» Aim: Check each line of the listing below for the string "Update", and copy the ones that have it.
** Start of Records for this task **
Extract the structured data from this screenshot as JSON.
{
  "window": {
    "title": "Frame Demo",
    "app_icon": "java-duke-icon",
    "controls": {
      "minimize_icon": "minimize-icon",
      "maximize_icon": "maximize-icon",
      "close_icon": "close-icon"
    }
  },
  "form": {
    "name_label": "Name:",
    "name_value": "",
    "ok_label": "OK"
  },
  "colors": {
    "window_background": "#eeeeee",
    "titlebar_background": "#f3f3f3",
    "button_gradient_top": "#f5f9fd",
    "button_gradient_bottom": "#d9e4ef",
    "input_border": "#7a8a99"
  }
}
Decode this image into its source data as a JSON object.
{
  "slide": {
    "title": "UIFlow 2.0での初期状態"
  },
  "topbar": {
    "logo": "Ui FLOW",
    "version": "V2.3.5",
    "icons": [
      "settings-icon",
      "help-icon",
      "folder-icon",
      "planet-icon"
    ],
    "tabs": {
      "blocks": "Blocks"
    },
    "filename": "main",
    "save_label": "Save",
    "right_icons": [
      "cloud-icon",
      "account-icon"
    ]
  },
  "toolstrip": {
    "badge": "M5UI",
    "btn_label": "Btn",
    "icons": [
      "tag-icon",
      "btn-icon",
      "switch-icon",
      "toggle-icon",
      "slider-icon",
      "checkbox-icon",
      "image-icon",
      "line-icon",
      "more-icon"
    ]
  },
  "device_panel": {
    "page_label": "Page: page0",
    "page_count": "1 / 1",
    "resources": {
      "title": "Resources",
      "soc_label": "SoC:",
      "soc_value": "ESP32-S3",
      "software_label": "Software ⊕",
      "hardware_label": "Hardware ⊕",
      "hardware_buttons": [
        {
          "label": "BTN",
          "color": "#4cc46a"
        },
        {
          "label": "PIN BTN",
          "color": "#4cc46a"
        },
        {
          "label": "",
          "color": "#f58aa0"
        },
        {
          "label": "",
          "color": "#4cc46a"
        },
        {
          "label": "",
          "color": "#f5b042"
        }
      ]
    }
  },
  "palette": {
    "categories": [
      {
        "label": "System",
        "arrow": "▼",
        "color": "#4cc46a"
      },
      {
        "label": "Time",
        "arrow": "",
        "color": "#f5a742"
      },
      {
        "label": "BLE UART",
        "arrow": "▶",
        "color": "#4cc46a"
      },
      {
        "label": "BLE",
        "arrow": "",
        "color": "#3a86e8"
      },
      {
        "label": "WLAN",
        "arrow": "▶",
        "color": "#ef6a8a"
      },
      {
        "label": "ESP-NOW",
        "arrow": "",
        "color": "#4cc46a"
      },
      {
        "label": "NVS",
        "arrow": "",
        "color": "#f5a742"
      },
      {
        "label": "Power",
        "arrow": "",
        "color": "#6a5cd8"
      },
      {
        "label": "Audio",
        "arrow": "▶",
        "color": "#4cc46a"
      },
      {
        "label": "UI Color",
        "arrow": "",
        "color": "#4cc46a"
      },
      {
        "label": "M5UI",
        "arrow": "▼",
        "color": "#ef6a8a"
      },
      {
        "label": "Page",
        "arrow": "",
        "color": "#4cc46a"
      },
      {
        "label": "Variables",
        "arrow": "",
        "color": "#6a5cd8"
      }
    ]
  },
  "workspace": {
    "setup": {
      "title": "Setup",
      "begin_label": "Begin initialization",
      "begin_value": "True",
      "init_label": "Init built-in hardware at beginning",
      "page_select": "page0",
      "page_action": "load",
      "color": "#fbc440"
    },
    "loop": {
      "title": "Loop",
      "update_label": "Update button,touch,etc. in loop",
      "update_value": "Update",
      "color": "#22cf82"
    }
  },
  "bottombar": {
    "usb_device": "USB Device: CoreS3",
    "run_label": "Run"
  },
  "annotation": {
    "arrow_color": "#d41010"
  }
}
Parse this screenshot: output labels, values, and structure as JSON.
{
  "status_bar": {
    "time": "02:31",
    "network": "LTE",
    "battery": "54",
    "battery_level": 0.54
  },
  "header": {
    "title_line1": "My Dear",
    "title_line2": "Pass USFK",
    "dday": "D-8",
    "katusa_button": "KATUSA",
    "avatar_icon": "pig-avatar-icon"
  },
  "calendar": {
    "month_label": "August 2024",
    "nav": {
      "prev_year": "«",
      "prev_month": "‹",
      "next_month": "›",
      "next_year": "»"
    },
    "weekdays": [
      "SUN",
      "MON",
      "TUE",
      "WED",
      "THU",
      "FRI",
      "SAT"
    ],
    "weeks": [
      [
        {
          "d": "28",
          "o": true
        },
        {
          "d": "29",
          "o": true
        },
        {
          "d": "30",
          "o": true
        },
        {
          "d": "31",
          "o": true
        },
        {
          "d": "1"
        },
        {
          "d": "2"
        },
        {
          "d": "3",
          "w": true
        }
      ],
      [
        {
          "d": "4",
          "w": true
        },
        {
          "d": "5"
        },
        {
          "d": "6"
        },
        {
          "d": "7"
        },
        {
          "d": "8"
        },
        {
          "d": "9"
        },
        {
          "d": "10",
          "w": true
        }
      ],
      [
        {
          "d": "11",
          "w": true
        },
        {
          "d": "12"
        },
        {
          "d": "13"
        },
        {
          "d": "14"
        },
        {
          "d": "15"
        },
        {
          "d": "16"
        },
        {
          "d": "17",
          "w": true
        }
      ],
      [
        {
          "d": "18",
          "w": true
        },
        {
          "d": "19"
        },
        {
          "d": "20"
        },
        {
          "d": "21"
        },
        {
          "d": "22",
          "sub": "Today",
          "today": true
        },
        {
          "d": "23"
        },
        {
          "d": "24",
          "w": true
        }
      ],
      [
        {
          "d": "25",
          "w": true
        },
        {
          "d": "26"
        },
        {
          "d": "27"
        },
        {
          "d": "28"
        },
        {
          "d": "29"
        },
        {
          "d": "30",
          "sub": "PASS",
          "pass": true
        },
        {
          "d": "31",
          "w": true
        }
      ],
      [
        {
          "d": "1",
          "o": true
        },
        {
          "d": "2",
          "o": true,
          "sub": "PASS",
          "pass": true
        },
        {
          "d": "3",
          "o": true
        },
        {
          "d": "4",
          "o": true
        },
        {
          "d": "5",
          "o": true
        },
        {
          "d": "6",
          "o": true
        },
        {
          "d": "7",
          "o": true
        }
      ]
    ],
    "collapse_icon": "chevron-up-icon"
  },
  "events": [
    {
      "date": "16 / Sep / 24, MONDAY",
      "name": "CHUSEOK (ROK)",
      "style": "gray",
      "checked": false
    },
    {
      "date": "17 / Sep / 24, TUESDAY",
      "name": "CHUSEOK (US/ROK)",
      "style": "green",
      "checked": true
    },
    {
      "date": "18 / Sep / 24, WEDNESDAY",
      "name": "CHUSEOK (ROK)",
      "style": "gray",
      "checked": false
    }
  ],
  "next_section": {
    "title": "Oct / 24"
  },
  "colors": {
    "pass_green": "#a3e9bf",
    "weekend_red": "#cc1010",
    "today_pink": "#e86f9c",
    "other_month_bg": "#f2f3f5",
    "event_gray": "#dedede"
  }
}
** End of Records for this task **
» Exercise response:
      "update_label": "Update button,touch,etc. in loop",
      "update_value": "Update",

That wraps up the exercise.